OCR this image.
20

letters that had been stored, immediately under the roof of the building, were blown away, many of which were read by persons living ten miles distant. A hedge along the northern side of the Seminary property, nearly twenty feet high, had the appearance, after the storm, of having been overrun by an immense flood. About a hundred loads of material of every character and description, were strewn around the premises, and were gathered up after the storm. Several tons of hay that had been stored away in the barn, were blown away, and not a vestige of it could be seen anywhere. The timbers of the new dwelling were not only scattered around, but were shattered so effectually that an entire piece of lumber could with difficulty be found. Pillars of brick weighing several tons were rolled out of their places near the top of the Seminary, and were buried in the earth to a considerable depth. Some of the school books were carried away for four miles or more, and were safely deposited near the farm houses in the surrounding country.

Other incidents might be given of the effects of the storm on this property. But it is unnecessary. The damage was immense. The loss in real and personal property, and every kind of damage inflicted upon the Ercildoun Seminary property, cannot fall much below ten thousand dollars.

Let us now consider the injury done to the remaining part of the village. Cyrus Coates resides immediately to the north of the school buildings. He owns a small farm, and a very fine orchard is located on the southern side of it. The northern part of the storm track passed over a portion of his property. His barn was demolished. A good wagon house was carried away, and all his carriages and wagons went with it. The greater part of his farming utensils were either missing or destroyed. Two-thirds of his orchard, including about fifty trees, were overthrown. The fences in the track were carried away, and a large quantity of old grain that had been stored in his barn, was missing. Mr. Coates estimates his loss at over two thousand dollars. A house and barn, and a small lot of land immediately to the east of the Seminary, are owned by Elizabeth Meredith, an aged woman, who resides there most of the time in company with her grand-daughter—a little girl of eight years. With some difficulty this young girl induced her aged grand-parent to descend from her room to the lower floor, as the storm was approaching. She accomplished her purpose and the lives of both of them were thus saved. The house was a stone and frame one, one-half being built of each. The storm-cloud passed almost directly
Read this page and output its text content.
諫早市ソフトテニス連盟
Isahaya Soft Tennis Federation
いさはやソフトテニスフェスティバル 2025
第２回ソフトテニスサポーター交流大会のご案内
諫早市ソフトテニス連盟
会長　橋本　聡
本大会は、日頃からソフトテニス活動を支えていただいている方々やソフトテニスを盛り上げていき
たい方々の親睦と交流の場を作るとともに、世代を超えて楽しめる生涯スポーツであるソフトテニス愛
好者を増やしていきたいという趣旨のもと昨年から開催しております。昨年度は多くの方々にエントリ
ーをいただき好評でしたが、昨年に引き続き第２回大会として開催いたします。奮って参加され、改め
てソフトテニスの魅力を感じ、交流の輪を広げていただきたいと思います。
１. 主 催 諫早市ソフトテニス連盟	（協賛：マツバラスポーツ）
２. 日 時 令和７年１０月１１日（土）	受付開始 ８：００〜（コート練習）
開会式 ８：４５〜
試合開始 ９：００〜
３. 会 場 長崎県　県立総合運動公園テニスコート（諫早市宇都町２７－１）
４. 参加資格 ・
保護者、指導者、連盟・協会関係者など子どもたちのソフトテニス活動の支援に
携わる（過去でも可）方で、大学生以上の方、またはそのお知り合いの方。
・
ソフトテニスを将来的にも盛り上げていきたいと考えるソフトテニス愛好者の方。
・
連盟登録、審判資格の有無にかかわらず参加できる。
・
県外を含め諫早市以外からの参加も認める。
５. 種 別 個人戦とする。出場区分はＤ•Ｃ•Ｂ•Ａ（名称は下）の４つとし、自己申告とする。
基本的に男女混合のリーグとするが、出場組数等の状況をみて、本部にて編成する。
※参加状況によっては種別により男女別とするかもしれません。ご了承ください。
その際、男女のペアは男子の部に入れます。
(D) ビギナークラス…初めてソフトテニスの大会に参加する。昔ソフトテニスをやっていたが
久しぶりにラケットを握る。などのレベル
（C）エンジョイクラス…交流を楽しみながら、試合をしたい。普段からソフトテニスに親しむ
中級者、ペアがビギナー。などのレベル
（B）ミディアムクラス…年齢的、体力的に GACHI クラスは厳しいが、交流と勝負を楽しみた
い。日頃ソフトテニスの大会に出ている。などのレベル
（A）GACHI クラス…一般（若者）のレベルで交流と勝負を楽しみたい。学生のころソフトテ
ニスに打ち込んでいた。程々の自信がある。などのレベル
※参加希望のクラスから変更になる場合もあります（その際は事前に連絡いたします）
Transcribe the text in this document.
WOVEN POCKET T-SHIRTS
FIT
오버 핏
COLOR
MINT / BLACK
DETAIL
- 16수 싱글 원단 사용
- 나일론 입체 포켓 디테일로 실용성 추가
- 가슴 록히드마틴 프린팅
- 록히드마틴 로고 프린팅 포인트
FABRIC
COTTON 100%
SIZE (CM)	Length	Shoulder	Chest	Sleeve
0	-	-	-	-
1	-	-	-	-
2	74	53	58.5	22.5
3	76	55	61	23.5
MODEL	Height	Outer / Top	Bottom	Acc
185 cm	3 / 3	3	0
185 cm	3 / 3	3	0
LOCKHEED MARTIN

========

Stated goal:
Write down every line of the data exactly as it appears above.

Finished answer:
OCR this image.
20

letters that had been stored, immediately under the roof of the building, were blown away, many of which were read by persons living ten miles distant. A hedge along the northern side of the Seminary property, nearly twenty feet high, had the appearance, after the storm, of having been overrun by an immense flood. About a hundred loads of material of every character and description, were strewn around the premises, and were gathered up after the storm. Several tons of hay that had been stored away in the barn, were blown away, and not a vestige of it could be seen anywhere. The timbers of the new dwelling were not only scattered around, but were shattered so effectually that an entire piece of lumber could with difficulty be found. Pillars of brick weighing several tons were rolled out of their places near the top of the Seminary, and were buried in the earth to a considerable depth. Some of the school books were carried away for four miles or more, and were safely deposited near the farm houses in the surrounding country.

Other incidents might be given of the effects of the storm on this property. But it is unnecessary. The damage was immense. The loss in real and personal property, and every kind of damage inflicted upon the Ercildoun Seminary property, cannot fall much below ten thousand dollars.

Let us now consider the injury done to the remaining part of the village. Cyrus Coates resides immediately to the north of the school buildings. He owns a small farm, and a very fine orchard is located on the southern side of it. The northern part of the storm track passed over a portion of his property. His barn was demolished. A good wagon house was carried away, and all his carriages and wagons went with it. The greater part of his farming utensils were either missing or destroyed. Two-thirds of his orchard, including about fifty trees, were overthrown. The fences in the track were carried away, and a large quantity of old grain that had been stored in his barn, was missing. Mr. Coates estimates his loss at over two thousand dollars. A house and barn, and a small lot of land immediately to the east of the Seminary, are owned by Elizabeth Meredith, an aged woman, who resides there most of the time in company with her grand-daughter—a little girl of eight years. With some difficulty this young girl induced her aged grand-parent to descend from her room to the lower floor, as the storm was approaching. She accomplished her purpose and the lives of both of them were thus saved. The house was a stone and frame one, one-half being built of each. The storm-cloud passed almost directly
Read this page and output its text content.
諫早市ソフトテニス連盟
Isahaya Soft Tennis Federation
いさはやソフトテニスフェスティバル 2025
第２回ソフトテニスサポーター交流大会のご案内
諫早市ソフトテニス連盟
会長　橋本　聡
本大会は、日頃からソフトテニス活動を支えていただいている方々やソフトテニスを盛り上げていき
たい方々の親睦と交流の場を作るとともに、世代を超えて楽しめる生涯スポーツであるソフトテニス愛
好者を増やしていきたいという趣旨のもと昨年から開催しております。昨年度は多くの方々にエントリ
ーをいただき好評でしたが、昨年に引き続き第２回大会として開催いたします。奮って参加され、改め
てソフトテニスの魅力を感じ、交流の輪を広げていただきたいと思います。
１. 主 催 諫早市ソフトテニス連盟	（協賛：マツバラスポーツ）
２. 日 時 令和７年１０月１１日（土）	受付開始 ８：００〜（コート練習）
開会式 ８：４５〜
試合開始 ９：００〜
３. 会 場 長崎県　県立総合運動公園テニスコート（諫早市宇都町２７－１）
４. 参加資格 ・
保護者、指導者、連盟・協会関係者など子どもたちのソフトテニス活動の支援に
携わる（過去でも可）方で、大学生以上の方、またはそのお知り合いの方。
・
ソフトテニスを将来的にも盛り上げていきたいと考えるソフトテニス愛好者の方。
・
連盟登録、審判資格の有無にかかわらず参加できる。
・
県外を含め諫早市以外からの参加も認める。
５. 種 別 個人戦とする。出場区分はＤ•Ｃ•Ｂ•Ａ（名称は下）の４つとし、自己申告とする。
基本的に男女混合のリーグとするが、出場組数等の状況をみて、本部にて編成する。
※参加状況によっては種別により男女別とするかもしれません。ご了承ください。
その際、男女のペアは男子の部に入れます。
(D) ビギナークラス…初めてソフトテニスの大会に参加する。昔ソフトテニスをやっていたが
久しぶりにラケットを握る。などのレベル
（C）エンジョイクラス…交流を楽しみながら、試合をしたい。普段からソフトテニスに親しむ
中級者、ペアがビギナー。などのレベル
（B）ミディアムクラス…年齢的、体力的に GACHI クラスは厳しいが、交流と勝負を楽しみた
い。日頃ソフトテニスの大会に出ている。などのレベル
（A）GACHI クラス…一般（若者）のレベルで交流と勝負を楽しみたい。学生のころソフトテ
ニスに打ち込んでいた。程々の自信がある。などのレベル
※参加希望のクラスから変更になる場合もあります（その際は事前に連絡いたします）
Transcribe the text in this document.
WOVEN POCKET T-SHIRTS
FIT
오버 핏
COLOR
MINT / BLACK
DETAIL
- 16수 싱글 원단 사용
- 나일론 입체 포켓 디테일로 실용성 추가
- 가슴 록히드마틴 프린팅
- 록히드마틴 로고 프린팅 포인트
FABRIC
COTTON 100%
SIZE (CM)	Length	Shoulder	Chest	Sleeve
0	-	-	-	-
1	-	-	-	-
2	74	53	58.5	22.5
3	76	55	61	23.5
MODEL	Height	Outer / Top	Bottom	Acc
185 cm	3 / 3	3	0
185 cm	3 / 3	3	0
LOCKHEED MARTIN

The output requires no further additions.